▶ _WHAT NEEDS TO BE DONE_
Copy each of the entries below faithfully, setting aside any pictures.

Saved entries
* start *
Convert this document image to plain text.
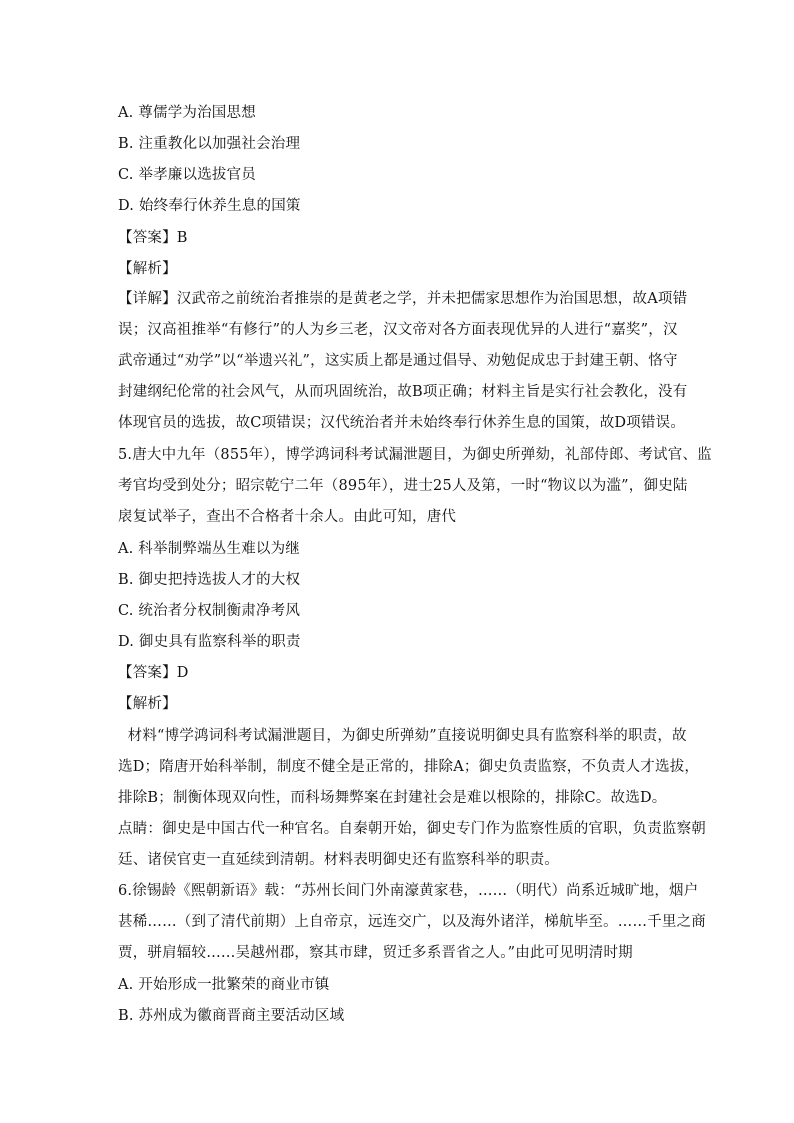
A. 尊儒学为治国思想
B. 注重教化以加强社会治理
C. 举孝廉以选拔官员
D. 始终奉行休养生息的国策
【答案】B
【解析】
【详解】汉武帝之前统治者推崇的是黄老之学，并未把儒家思想作为治国思想，故A项错
误；汉高祖推举“有修行”的人为乡三老，汉文帝对各方面表现优异的人进行“嘉奖”，汉
武帝通过“劝学”以“举遗兴礼”，这实质上都是通过倡导、劝勉促成忠于封建王朝、恪守
封建纲纪伦常的社会风气，从而巩固统治，故B项正确；材料主旨是实行社会教化，没有
体现官员的选拔，故C项错误；汉代统治者并未始终奉行休养生息的国策，故D项错误。
5.唐大中九年（855年），博学鸿词科考试漏泄题目，为御史所弹劾，礼部侍郎、考试官、监
考官均受到处分；昭宗乾宁二年（895年），进士25人及第，一时“物议以为滥”，御史陆
扆复试举子，查出不合格者十余人。由此可知，唐代
A. 科举制弊端丛生难以为继
B. 御史把持选拔人才的大权
C. 统治者分权制衡肃净考风
D. 御史具有监察科举的职责
【答案】D
【解析】
材料“博学鸿词科考试漏泄题目，为御史所弹劾”直接说明御史具有监察科举的职责，故
选D；隋唐开始科举制，制度不健全是正常的，排除A；御史负责监察，不负责人才选拔，
排除B；制衡体现双向性，而科场舞弊案在封建社会是难以根除的，排除C。故选D。
点睛：御史是中国古代一种官名。自秦朝开始，御史专门作为监察性质的官职，负责监察朝
廷、诸侯官吏一直延续到清朝。材料表明御史还有监察科举的职责。
6.徐锡龄《熙朝新语》载：“苏州长间门外南濠黄家巷，……（明代）尚系近城旷地，烟户
甚稀……（到了清代前期）上自帝京，远连交广，以及海外诸洋，梯航毕至。……千里之商
贾，骈肩辐较……吴越州郡，察其市肆，贸迁多系晋省之人。”由此可见明清时期
A. 开始形成一批繁荣的商业市镇
B. 苏州成为徽商晋商主要活动区域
* end *
▶ _SOLUTION_
Convert this document image to plain text.
A. 尊儒学为治国思想
B. 注重教化以加强社会治理
C. 举孝廉以选拔官员
D. 始终奉行休养生息的国策
【答案】B
【解析】
【详解】汉武帝之前统治者推崇的是黄老之学，并未把儒家思想作为治国思想，故A项错
误；汉高祖推举“有修行”的人为乡三老，汉文帝对各方面表现优异的人进行“嘉奖”，汉
武帝通过“劝学”以“举遗兴礼”，这实质上都是通过倡导、劝勉促成忠于封建王朝、恪守
封建纲纪伦常的社会风气，从而巩固统治，故B项正确；材料主旨是实行社会教化，没有
体现官员的选拔，故C项错误；汉代统治者并未始终奉行休养生息的国策，故D项错误。
5.唐大中九年（855年），博学鸿词科考试漏泄题目，为御史所弹劾，礼部侍郎、考试官、监
考官均受到处分；昭宗乾宁二年（895年），进士25人及第，一时“物议以为滥”，御史陆
扆复试举子，查出不合格者十余人。由此可知，唐代
A. 科举制弊端丛生难以为继
B. 御史把持选拔人才的大权
C. 统治者分权制衡肃净考风
D. 御史具有监察科举的职责
【答案】D
【解析】
材料“博学鸿词科考试漏泄题目，为御史所弹劾”直接说明御史具有监察科举的职责，故
选D；隋唐开始科举制，制度不健全是正常的，排除A；御史负责监察，不负责人才选拔，
排除B；制衡体现双向性，而科场舞弊案在封建社会是难以根除的，排除C。故选D。
点睛：御史是中国古代一种官名。自秦朝开始，御史专门作为监察性质的官职，负责监察朝
廷、诸侯官吏一直延续到清朝。材料表明御史还有监察科举的职责。
6.徐锡龄《熙朝新语》载：“苏州长间门外南濠黄家巷，……（明代）尚系近城旷地，烟户
甚稀……（到了清代前期）上自帝京，远连交广，以及海外诸洋，梯航毕至。……千里之商
贾，骈肩辐较……吴越州郡，察其市肆，贸迁多系晋省之人。”由此可见明清时期
A. 开始形成一批繁荣的商业市镇
B. 苏州成为徽商晋商主要活动区域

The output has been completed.